— START OF Dataset records —

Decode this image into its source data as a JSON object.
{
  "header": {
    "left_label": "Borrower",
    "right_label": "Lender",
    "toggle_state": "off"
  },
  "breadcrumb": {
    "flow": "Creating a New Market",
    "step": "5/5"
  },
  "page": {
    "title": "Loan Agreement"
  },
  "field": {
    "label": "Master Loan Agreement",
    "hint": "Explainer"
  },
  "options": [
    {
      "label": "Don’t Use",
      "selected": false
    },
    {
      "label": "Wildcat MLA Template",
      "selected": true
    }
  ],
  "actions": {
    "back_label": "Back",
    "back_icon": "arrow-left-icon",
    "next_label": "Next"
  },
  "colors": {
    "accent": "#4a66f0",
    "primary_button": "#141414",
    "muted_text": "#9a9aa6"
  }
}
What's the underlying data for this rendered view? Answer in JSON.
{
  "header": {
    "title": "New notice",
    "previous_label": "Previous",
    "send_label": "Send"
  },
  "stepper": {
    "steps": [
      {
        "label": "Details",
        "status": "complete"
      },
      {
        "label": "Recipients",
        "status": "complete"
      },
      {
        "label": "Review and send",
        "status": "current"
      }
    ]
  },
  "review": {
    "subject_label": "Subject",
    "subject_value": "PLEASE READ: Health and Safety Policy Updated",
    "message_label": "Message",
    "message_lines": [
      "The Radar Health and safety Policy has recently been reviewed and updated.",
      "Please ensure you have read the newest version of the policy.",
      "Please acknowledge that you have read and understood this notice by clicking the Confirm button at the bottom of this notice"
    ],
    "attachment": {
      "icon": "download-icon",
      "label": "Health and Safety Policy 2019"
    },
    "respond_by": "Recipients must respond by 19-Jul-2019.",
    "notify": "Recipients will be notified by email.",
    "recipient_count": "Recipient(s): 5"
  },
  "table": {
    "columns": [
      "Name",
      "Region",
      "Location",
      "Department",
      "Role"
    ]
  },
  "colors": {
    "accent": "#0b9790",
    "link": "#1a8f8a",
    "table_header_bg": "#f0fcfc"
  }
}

— END OF Dataset records —

• [The request]: Every line holding "JSON" should be copied out.

• [Solution to the problem]:
Decode this image into its source data as a JSON object.
What's the underlying data for this rendered view? Answer in JSON.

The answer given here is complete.